▶ _THE TASK_
Reproduce each of the records below line for line, with no changes.

— BEGIN RAW DATA —

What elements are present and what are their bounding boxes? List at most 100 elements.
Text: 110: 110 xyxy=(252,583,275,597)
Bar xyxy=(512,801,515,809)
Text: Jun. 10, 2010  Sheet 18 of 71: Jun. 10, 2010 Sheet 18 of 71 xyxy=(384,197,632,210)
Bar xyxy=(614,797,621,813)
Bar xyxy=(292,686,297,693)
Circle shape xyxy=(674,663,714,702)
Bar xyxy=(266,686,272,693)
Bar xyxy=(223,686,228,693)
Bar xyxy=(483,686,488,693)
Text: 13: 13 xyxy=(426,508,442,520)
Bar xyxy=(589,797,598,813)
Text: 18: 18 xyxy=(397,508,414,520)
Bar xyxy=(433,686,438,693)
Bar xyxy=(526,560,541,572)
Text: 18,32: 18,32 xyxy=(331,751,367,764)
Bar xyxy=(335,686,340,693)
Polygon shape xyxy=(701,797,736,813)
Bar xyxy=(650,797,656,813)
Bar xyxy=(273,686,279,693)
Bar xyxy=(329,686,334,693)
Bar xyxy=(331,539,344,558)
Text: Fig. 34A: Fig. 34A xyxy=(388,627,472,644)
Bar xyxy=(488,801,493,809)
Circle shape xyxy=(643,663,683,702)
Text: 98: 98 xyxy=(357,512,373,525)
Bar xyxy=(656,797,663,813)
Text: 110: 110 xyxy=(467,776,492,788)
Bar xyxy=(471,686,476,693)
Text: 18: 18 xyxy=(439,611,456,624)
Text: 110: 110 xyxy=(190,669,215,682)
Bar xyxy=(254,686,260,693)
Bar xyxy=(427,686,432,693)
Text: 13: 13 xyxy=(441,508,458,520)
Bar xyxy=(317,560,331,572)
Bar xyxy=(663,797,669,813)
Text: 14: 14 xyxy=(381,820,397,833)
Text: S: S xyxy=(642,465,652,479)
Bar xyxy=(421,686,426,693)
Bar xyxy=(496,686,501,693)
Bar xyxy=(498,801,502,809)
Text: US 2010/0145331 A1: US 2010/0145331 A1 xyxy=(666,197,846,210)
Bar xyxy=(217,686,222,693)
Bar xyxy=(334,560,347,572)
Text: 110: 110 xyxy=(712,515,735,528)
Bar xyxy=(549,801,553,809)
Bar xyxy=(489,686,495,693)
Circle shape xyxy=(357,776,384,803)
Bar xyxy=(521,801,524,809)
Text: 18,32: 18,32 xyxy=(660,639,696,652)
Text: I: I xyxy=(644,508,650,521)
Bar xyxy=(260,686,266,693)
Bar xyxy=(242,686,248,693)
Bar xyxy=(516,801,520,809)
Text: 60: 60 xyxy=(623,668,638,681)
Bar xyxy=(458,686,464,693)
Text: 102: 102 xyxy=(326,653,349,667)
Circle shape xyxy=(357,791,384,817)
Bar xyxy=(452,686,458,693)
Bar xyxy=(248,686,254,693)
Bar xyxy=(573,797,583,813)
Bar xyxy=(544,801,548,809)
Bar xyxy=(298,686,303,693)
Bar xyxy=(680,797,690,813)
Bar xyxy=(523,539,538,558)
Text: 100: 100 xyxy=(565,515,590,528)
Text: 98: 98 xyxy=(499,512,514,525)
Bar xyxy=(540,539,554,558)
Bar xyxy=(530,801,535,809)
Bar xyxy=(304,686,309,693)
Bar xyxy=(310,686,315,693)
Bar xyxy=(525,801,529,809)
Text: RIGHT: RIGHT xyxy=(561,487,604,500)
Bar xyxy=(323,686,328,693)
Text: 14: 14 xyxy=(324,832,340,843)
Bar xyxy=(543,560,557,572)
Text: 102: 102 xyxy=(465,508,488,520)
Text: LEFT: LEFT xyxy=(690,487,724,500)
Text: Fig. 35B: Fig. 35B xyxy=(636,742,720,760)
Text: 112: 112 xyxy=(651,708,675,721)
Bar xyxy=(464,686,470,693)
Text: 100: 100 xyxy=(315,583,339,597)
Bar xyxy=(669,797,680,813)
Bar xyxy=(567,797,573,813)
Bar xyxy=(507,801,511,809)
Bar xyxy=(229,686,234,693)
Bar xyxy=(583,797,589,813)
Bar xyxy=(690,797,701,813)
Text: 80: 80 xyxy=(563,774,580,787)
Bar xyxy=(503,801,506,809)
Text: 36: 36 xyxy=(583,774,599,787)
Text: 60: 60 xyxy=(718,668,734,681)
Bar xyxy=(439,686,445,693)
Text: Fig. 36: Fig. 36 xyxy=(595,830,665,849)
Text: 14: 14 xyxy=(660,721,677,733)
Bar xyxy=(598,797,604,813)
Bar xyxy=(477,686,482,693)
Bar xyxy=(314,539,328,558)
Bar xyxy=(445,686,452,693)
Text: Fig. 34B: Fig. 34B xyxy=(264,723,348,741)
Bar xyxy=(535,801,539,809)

— END RAW DATA —

▶ _RESULT FOR THIS EXERCISE_
What elements are present and what are their bounding boxes? List at most 100 elements.
Text: 110: 110 xyxy=(252,583,275,597)
Bar xyxy=(512,801,515,809)
Text: Jun. 10, 2010  Sheet 18 of 71: Jun. 10, 2010 Sheet 18 of 71 xyxy=(384,197,632,210)
Bar xyxy=(614,797,621,813)
Bar xyxy=(292,686,297,693)
Circle shape xyxy=(674,663,714,702)
Bar xyxy=(266,686,272,693)
Bar xyxy=(223,686,228,693)
Bar xyxy=(483,686,488,693)
Text: 13: 13 xyxy=(426,508,442,520)
Bar xyxy=(589,797,598,813)
Text: 18: 18 xyxy=(397,508,414,520)
Bar xyxy=(433,686,438,693)
Bar xyxy=(526,560,541,572)
Text: 18,32: 18,32 xyxy=(331,751,367,764)
Bar xyxy=(335,686,340,693)
Polygon shape xyxy=(701,797,736,813)
Bar xyxy=(650,797,656,813)
Bar xyxy=(273,686,279,693)
Bar xyxy=(329,686,334,693)
Bar xyxy=(331,539,344,558)
Text: Fig. 34A: Fig. 34A xyxy=(388,627,472,644)
Bar xyxy=(488,801,493,809)
Circle shape xyxy=(643,663,683,702)
Text: 98: 98 xyxy=(357,512,373,525)
Bar xyxy=(656,797,663,813)
Text: 110: 110 xyxy=(467,776,492,788)
Bar xyxy=(471,686,476,693)
Text: 18: 18 xyxy=(439,611,456,624)
Text: 110: 110 xyxy=(190,669,215,682)
Bar xyxy=(254,686,260,693)
Bar xyxy=(427,686,432,693)
Text: 13: 13 xyxy=(441,508,458,520)
Bar xyxy=(317,560,331,572)
Bar xyxy=(663,797,669,813)
Text: 14: 14 xyxy=(381,820,397,833)
Text: S: S xyxy=(642,465,652,479)
Bar xyxy=(421,686,426,693)
Bar xyxy=(496,686,501,693)
Bar xyxy=(498,801,502,809)
Text: US 2010/0145331 A1: US 2010/0145331 A1 xyxy=(666,197,846,210)
Bar xyxy=(217,686,222,693)
Bar xyxy=(334,560,347,572)
Text: 110: 110 xyxy=(712,515,735,528)
Bar xyxy=(549,801,553,809)
Bar xyxy=(489,686,495,693)
Circle shape xyxy=(357,776,384,803)
Bar xyxy=(521,801,524,809)
Text: 18,32: 18,32 xyxy=(660,639,696,652)
Text: I: I xyxy=(644,508,650,521)
Bar xyxy=(260,686,266,693)
Bar xyxy=(242,686,248,693)
Bar xyxy=(516,801,520,809)
Text: 60: 60 xyxy=(623,668,638,681)
Bar xyxy=(458,686,464,693)
Text: 102: 102 xyxy=(326,653,349,667)
Circle shape xyxy=(357,791,384,817)
Bar xyxy=(452,686,458,693)
Bar xyxy=(248,686,254,693)
Bar xyxy=(573,797,583,813)
Bar xyxy=(544,801,548,809)
Bar xyxy=(298,686,303,693)
Bar xyxy=(680,797,690,813)
Bar xyxy=(523,539,538,558)
Text: 100: 100 xyxy=(565,515,590,528)
Text: 98: 98 xyxy=(499,512,514,525)
Bar xyxy=(540,539,554,558)
Bar xyxy=(530,801,535,809)
Bar xyxy=(304,686,309,693)
Bar xyxy=(310,686,315,693)
Bar xyxy=(525,801,529,809)
Text: RIGHT: RIGHT xyxy=(561,487,604,500)
Bar xyxy=(323,686,328,693)
Text: 14: 14 xyxy=(324,832,340,843)
Bar xyxy=(543,560,557,572)
Text: 102: 102 xyxy=(465,508,488,520)
Text: LEFT: LEFT xyxy=(690,487,724,500)
Text: Fig. 35B: Fig. 35B xyxy=(636,742,720,760)
Text: 112: 112 xyxy=(651,708,675,721)
Bar xyxy=(464,686,470,693)
Text: 100: 100 xyxy=(315,583,339,597)
Bar xyxy=(669,797,680,813)
Bar xyxy=(567,797,573,813)
Bar xyxy=(507,801,511,809)
Bar xyxy=(229,686,234,693)
Bar xyxy=(583,797,589,813)
Bar xyxy=(690,797,701,813)
Text: 80: 80 xyxy=(563,774,580,787)
Bar xyxy=(503,801,506,809)
Text: 36: 36 xyxy=(583,774,599,787)
Text: 60: 60 xyxy=(718,668,734,681)
Bar xyxy=(439,686,445,693)
Text: Fig. 36: Fig. 36 xyxy=(595,830,665,849)
Text: 14: 14 xyxy=(660,721,677,733)
Bar xyxy=(598,797,604,813)
Bar xyxy=(477,686,482,693)
Bar xyxy=(314,539,328,558)
Bar xyxy=(445,686,452,693)
Text: Fig. 34B: Fig. 34B xyxy=(264,723,348,741)
Bar xyxy=(535,801,539,809)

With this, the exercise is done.